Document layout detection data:
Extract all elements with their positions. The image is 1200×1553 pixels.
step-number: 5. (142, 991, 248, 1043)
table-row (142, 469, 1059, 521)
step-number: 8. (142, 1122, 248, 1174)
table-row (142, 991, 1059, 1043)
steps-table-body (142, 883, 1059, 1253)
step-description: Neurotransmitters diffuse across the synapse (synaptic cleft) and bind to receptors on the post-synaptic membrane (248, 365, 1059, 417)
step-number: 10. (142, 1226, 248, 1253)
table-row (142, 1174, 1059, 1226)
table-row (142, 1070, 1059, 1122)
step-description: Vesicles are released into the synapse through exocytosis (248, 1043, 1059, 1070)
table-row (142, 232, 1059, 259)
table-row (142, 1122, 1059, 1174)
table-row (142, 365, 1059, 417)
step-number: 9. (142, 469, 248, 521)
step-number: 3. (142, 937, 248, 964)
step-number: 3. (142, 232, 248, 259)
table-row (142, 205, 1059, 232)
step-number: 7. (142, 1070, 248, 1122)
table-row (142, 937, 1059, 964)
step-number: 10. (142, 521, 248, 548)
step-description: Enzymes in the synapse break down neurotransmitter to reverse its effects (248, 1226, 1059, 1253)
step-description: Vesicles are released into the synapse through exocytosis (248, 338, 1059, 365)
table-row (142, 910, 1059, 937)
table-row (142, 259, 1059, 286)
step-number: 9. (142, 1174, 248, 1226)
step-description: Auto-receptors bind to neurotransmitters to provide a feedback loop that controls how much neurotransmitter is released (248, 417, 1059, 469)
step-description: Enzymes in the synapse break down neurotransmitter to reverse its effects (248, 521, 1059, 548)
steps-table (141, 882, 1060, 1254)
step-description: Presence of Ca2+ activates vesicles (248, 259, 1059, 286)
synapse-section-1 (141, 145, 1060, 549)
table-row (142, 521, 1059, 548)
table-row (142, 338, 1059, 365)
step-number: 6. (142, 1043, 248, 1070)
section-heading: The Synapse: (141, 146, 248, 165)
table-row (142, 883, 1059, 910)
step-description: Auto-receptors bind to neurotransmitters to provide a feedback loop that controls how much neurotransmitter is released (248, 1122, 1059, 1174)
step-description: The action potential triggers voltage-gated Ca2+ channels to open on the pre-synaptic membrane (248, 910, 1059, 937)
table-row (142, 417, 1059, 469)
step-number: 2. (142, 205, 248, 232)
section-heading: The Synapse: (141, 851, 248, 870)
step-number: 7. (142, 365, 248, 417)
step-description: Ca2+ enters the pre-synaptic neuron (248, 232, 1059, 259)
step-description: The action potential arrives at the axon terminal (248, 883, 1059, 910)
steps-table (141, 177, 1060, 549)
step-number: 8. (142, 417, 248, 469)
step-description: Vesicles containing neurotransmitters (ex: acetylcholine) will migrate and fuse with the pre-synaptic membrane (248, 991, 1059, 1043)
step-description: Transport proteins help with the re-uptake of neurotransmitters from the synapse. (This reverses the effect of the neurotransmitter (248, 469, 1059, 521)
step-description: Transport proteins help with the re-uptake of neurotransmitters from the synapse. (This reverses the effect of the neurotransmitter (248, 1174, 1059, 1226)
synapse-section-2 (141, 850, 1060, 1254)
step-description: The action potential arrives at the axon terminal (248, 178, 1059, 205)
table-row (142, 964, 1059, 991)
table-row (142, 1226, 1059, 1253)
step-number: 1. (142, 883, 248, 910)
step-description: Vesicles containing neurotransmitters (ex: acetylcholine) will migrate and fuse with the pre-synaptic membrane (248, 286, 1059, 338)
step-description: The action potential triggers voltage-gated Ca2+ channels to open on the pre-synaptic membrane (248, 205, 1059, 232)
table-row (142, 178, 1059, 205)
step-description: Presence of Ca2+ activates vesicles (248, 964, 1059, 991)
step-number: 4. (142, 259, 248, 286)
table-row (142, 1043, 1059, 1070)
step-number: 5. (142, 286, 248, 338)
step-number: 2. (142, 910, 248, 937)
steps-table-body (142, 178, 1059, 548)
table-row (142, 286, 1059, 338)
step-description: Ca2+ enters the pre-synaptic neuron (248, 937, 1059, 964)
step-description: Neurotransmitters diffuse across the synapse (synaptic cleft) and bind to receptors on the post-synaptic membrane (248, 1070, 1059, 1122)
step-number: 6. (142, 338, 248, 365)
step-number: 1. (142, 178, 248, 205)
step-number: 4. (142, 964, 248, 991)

Exercise instructions
Across all the records above, find each line with "containing" in it and copy it.

Problem solution
step-description: Vesicles containing neurotransmitters (ex: acetylcholine) will migrate and fuse with the pre-synaptic membrane (248, 991, 1059, 1043)
step-description: Vesicles containing neurotransmitters (ex: acetylcholine) will migrate and fuse with the pre-synaptic membrane (248, 286, 1059, 338)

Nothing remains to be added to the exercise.